**TO DO:**
Say how many lines hold the string "text", and nothing more.

**INFORMATION SUPPLIED:**
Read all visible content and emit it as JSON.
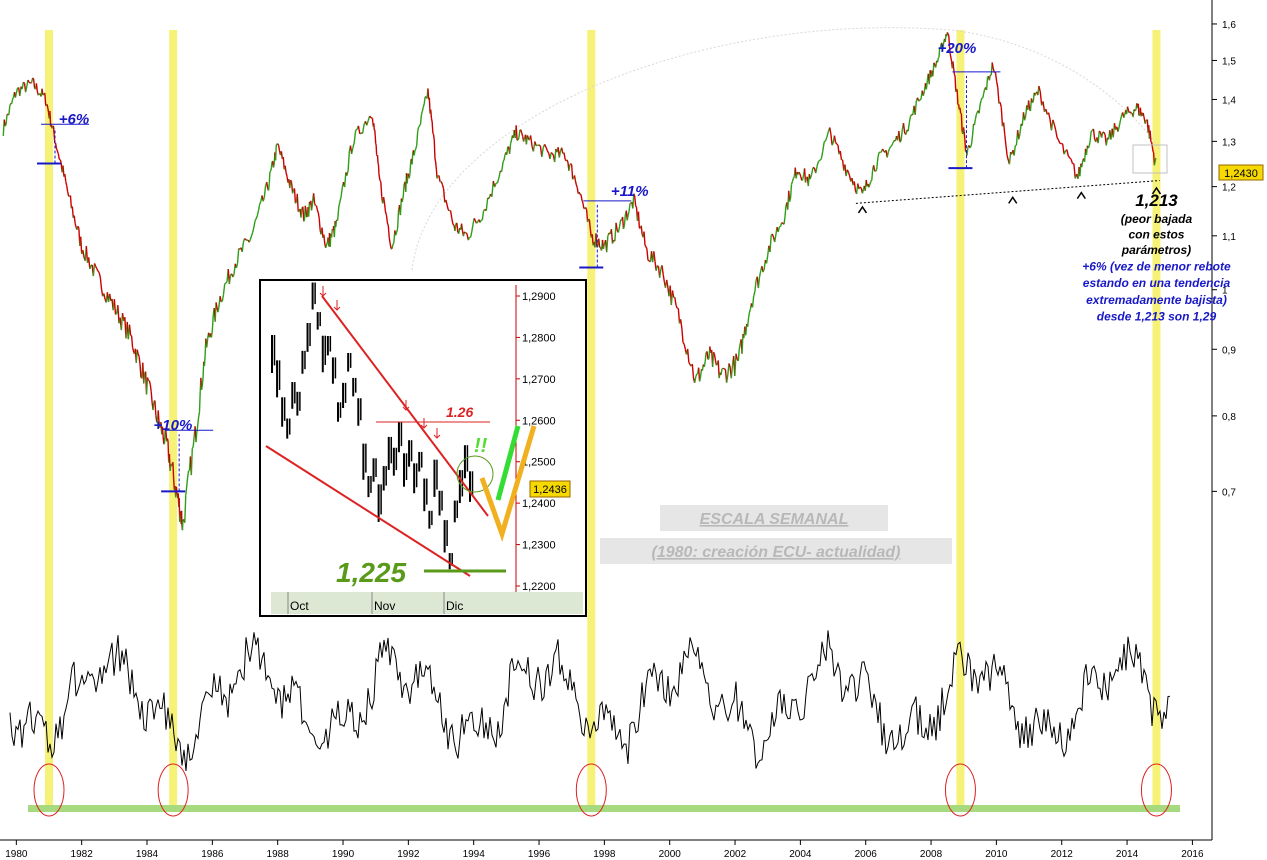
{
  "chart_data": {
    "type": "line",
    "title": "ESCALA SEMANAL",
    "subtitle": "(1980: creación ECU- actualidad)",
    "x_axis": {
      "range": [
        1979.5,
        2016.6
      ],
      "ticks": [
        "1980",
        "1982",
        "1984",
        "1986",
        "1988",
        "1990",
        "1992",
        "1994",
        "1996",
        "1998",
        "2000",
        "2002",
        "2004",
        "2006",
        "2008",
        "2010",
        "2012",
        "2014",
        "2016"
      ]
    },
    "y_axis": {
      "scale": "log",
      "range": [
        0.62,
        1.64
      ],
      "ticks": [
        {
          "value": 1.6,
          "label": "1,6"
        },
        {
          "value": 1.5,
          "label": "1,5"
        },
        {
          "value": 1.4,
          "label": "1,4"
        },
        {
          "value": 1.3,
          "label": "1,3"
        },
        {
          "value": 1.2,
          "label": "1,2"
        },
        {
          "value": 1.1,
          "label": "1,1"
        },
        {
          "value": 1.0,
          "label": "1"
        },
        {
          "value": 0.9,
          "label": "0,9"
        },
        {
          "value": 0.8,
          "label": "0,8"
        },
        {
          "value": 0.7,
          "label": "0,7"
        }
      ],
      "last_price_label": "1,2430",
      "last_price": 1.243
    },
    "series": [
      {
        "color_up": "#2e9e18",
        "color_down": "#cc0000",
        "points": [
          [
            1979.6,
            1.33
          ],
          [
            1980.0,
            1.42
          ],
          [
            1980.5,
            1.44
          ],
          [
            1980.9,
            1.4
          ],
          [
            1981.2,
            1.3
          ],
          [
            1981.6,
            1.18
          ],
          [
            1982.0,
            1.08
          ],
          [
            1982.5,
            1.02
          ],
          [
            1983.0,
            0.97
          ],
          [
            1983.5,
            0.92
          ],
          [
            1983.9,
            0.86
          ],
          [
            1984.3,
            0.8
          ],
          [
            1984.6,
            0.76
          ],
          [
            1984.9,
            0.7
          ],
          [
            1985.1,
            0.66
          ],
          [
            1985.5,
            0.78
          ],
          [
            1985.8,
            0.9
          ],
          [
            1986.2,
            0.98
          ],
          [
            1986.7,
            1.05
          ],
          [
            1987.2,
            1.1
          ],
          [
            1987.7,
            1.2
          ],
          [
            1988.0,
            1.29
          ],
          [
            1988.4,
            1.2
          ],
          [
            1988.8,
            1.14
          ],
          [
            1989.1,
            1.17
          ],
          [
            1989.5,
            1.08
          ],
          [
            1989.8,
            1.12
          ],
          [
            1990.3,
            1.3
          ],
          [
            1990.9,
            1.37
          ],
          [
            1991.1,
            1.22
          ],
          [
            1991.5,
            1.08
          ],
          [
            1991.9,
            1.2
          ],
          [
            1992.2,
            1.28
          ],
          [
            1992.6,
            1.42
          ],
          [
            1992.9,
            1.22
          ],
          [
            1993.4,
            1.12
          ],
          [
            1993.8,
            1.1
          ],
          [
            1994.3,
            1.15
          ],
          [
            1994.9,
            1.25
          ],
          [
            1995.3,
            1.32
          ],
          [
            1995.7,
            1.3
          ],
          [
            1996.3,
            1.27
          ],
          [
            1996.8,
            1.27
          ],
          [
            1997.2,
            1.2
          ],
          [
            1997.6,
            1.1
          ],
          [
            1998.0,
            1.08
          ],
          [
            1998.5,
            1.12
          ],
          [
            1998.9,
            1.17
          ],
          [
            1999.3,
            1.07
          ],
          [
            1999.8,
            1.03
          ],
          [
            2000.3,
            0.95
          ],
          [
            2000.8,
            0.85
          ],
          [
            2001.2,
            0.89
          ],
          [
            2001.6,
            0.86
          ],
          [
            2002.1,
            0.88
          ],
          [
            2002.5,
            0.98
          ],
          [
            2003.0,
            1.07
          ],
          [
            2003.5,
            1.14
          ],
          [
            2003.9,
            1.24
          ],
          [
            2004.3,
            1.21
          ],
          [
            2004.9,
            1.32
          ],
          [
            2005.4,
            1.24
          ],
          [
            2005.9,
            1.18
          ],
          [
            2006.3,
            1.25
          ],
          [
            2006.8,
            1.29
          ],
          [
            2007.3,
            1.34
          ],
          [
            2007.8,
            1.43
          ],
          [
            2008.2,
            1.5
          ],
          [
            2008.5,
            1.58
          ],
          [
            2008.8,
            1.41
          ],
          [
            2009.1,
            1.27
          ],
          [
            2009.5,
            1.38
          ],
          [
            2009.9,
            1.49
          ],
          [
            2010.4,
            1.25
          ],
          [
            2010.9,
            1.37
          ],
          [
            2011.3,
            1.42
          ],
          [
            2011.9,
            1.3
          ],
          [
            2012.5,
            1.22
          ],
          [
            2012.9,
            1.32
          ],
          [
            2013.4,
            1.3
          ],
          [
            2013.9,
            1.36
          ],
          [
            2014.3,
            1.38
          ],
          [
            2014.6,
            1.35
          ],
          [
            2014.9,
            1.24
          ]
        ]
      }
    ],
    "support_line": {
      "from": [
        2005.7,
        1.165
      ],
      "to": [
        2015.0,
        1.213
      ]
    },
    "annotations": [
      {
        "text": "+6%",
        "x": 1981.3,
        "y": 1.34,
        "color": "#1818c8"
      },
      {
        "text": "+10%",
        "x": 1984.2,
        "y": 0.78,
        "color": "#1818c8"
      },
      {
        "text": "+11%",
        "x": 1998.2,
        "y": 1.18,
        "color": "#1818c8"
      },
      {
        "text": "+20%",
        "x": 2008.2,
        "y": 1.52,
        "color": "#1818c8"
      },
      {
        "text": "1,213",
        "x": 2014.9,
        "y": 1.16,
        "color": "#000000"
      },
      {
        "text": "(peor bajada",
        "x": 2014.9,
        "y": 1.125,
        "color": "#000000"
      },
      {
        "text": "con estos",
        "x": 2014.9,
        "y": 1.095,
        "color": "#000000"
      },
      {
        "text": "parámetros)",
        "x": 2014.9,
        "y": 1.065,
        "color": "#000000"
      },
      {
        "text": "+6% (vez de menor rebote",
        "x": 2014.9,
        "y": 1.035,
        "color": "#1818c8"
      },
      {
        "text": "estando en una tendencia",
        "x": 2014.9,
        "y": 1.005,
        "color": "#1818c8"
      },
      {
        "text": "extremadamente bajista)",
        "x": 2014.9,
        "y": 0.975,
        "color": "#1818c8"
      },
      {
        "text": "desde 1,213 son 1,29",
        "x": 2014.9,
        "y": 0.947,
        "color": "#1818c8"
      }
    ],
    "highlights": [
      {
        "x": 1981.0
      },
      {
        "x": 1984.8
      },
      {
        "x": 1997.6
      },
      {
        "x": 2008.9
      },
      {
        "x": 2014.9
      }
    ],
    "bottom_oscillator_lows": [
      1981.0,
      1984.8,
      1997.6,
      2008.9,
      2014.9
    ]
  },
  "inset_chart": {
    "type": "line",
    "x_ticks": [
      "Oct",
      "Nov",
      "Dic"
    ],
    "y_ticks": [
      "1,2900",
      "1,2800",
      "1,2700",
      "1,2600",
      "1,2500",
      "1,2400",
      "1,2300",
      "1,2200"
    ],
    "y_range": [
      1.218,
      1.292
    ],
    "last_price_label": "1,2436",
    "label_126": "1.26",
    "label_1225": "1,225",
    "label_bang": "!!",
    "points": [
      [
        0,
        1.276
      ],
      [
        2,
        1.27
      ],
      [
        4,
        1.262
      ],
      [
        6,
        1.258
      ],
      [
        8,
        1.266
      ],
      [
        10,
        1.264
      ],
      [
        12,
        1.274
      ],
      [
        14,
        1.28
      ],
      [
        16,
        1.29
      ],
      [
        18,
        1.284
      ],
      [
        20,
        1.276
      ],
      [
        22,
        1.278
      ],
      [
        24,
        1.272
      ],
      [
        26,
        1.262
      ],
      [
        28,
        1.266
      ],
      [
        30,
        1.274
      ],
      [
        32,
        1.268
      ],
      [
        34,
        1.262
      ],
      [
        36,
        1.25
      ],
      [
        38,
        1.244
      ],
      [
        40,
        1.248
      ],
      [
        42,
        1.24
      ],
      [
        44,
        1.246
      ],
      [
        46,
        1.252
      ],
      [
        48,
        1.25
      ],
      [
        50,
        1.256
      ],
      [
        52,
        1.248
      ],
      [
        54,
        1.252
      ],
      [
        56,
        1.246
      ],
      [
        58,
        1.25
      ],
      [
        60,
        1.242
      ],
      [
        62,
        1.236
      ],
      [
        64,
        1.246
      ],
      [
        66,
        1.24
      ],
      [
        68,
        1.232
      ],
      [
        70,
        1.226
      ],
      [
        72,
        1.238
      ],
      [
        74,
        1.244
      ],
      [
        76,
        1.25
      ],
      [
        78,
        1.244
      ]
    ]
  }
}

**FINAL ANSWER:**
12